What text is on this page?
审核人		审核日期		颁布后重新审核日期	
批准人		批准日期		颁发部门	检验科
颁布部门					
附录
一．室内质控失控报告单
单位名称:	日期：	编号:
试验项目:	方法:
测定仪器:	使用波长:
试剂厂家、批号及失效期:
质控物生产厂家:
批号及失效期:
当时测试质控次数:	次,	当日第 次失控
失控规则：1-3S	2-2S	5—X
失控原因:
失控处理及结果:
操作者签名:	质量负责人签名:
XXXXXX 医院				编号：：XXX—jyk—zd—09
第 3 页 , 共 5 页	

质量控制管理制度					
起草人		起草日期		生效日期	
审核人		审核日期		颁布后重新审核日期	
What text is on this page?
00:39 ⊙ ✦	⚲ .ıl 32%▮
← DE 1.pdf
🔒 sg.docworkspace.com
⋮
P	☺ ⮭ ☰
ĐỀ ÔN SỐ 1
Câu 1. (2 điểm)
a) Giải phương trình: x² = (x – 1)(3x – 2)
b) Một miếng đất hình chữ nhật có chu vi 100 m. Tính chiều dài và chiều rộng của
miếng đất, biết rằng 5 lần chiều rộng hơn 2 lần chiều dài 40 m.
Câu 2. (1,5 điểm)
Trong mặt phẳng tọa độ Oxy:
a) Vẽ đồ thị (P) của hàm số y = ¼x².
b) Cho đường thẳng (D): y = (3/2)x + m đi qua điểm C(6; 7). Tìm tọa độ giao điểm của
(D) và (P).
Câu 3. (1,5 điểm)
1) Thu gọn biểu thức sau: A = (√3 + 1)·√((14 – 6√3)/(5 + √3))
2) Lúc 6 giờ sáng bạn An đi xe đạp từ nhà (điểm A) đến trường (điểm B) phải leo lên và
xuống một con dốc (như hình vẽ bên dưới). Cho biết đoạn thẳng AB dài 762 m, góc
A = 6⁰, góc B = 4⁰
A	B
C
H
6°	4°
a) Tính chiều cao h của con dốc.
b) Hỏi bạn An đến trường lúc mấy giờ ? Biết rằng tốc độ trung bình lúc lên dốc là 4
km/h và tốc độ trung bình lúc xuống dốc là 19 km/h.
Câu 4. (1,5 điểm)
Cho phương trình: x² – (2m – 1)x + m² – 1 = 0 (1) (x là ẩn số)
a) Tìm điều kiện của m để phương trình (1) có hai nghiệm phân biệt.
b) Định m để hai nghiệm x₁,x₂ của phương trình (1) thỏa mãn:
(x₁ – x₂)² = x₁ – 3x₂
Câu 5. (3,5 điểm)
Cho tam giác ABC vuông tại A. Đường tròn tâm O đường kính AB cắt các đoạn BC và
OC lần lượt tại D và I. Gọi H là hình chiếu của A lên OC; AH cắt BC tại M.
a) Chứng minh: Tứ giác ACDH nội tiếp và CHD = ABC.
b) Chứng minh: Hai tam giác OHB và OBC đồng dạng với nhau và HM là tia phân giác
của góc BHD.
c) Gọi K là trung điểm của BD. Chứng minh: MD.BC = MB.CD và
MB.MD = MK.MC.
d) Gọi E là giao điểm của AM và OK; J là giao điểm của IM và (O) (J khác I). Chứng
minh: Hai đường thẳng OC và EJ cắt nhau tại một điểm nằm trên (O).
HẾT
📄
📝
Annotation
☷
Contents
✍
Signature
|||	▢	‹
•••
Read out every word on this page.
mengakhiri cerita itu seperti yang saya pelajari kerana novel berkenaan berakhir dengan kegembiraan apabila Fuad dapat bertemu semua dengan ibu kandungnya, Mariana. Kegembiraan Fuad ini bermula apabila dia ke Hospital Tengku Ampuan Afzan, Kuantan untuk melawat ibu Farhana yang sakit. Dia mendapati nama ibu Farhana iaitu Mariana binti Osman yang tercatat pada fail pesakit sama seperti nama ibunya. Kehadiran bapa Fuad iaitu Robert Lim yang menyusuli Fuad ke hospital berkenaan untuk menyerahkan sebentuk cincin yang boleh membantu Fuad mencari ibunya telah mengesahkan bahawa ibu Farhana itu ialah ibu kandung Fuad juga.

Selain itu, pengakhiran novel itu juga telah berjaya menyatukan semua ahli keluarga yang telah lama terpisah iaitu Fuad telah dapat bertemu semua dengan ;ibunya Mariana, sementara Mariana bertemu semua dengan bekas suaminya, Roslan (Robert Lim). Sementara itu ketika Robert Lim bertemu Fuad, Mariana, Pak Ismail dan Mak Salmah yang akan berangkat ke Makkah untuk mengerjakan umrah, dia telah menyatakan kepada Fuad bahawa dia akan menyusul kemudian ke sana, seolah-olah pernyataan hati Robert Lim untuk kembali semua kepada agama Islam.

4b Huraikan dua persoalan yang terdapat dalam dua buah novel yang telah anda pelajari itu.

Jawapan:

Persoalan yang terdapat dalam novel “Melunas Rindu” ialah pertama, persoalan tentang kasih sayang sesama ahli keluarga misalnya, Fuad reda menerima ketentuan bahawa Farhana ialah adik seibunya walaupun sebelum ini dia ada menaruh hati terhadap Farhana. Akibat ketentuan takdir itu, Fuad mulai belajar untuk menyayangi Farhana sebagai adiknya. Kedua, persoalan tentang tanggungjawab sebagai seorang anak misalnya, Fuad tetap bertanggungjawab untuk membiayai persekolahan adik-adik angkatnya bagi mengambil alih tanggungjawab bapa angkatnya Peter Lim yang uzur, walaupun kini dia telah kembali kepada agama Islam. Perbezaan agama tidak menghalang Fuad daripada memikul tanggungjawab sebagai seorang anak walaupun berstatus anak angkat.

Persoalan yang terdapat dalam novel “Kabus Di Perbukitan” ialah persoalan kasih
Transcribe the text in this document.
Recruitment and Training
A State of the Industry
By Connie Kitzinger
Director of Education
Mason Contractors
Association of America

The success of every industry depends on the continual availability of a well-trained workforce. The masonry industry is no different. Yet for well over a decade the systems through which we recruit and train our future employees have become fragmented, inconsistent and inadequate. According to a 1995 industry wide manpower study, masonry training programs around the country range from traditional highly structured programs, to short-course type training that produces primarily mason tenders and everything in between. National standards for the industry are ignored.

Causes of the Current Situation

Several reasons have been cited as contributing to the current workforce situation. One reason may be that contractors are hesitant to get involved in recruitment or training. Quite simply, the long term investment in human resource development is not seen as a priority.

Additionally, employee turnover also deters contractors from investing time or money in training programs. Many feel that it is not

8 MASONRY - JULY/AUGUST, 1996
•••
__WHAT IS EXPECTED__
Within the material above, find the lines that contain the word "chiều"; copy them.

__FINISHED EXERCISE__
b) Một miếng đất hình chữ nhật có chu vi 100 m. Tính chiều dài và chiều rộng của
miếng đất, biết rằng 5 lần chiều rộng hơn 2 lần chiều dài 40 m.
a) Tính chiều cao h của con dốc.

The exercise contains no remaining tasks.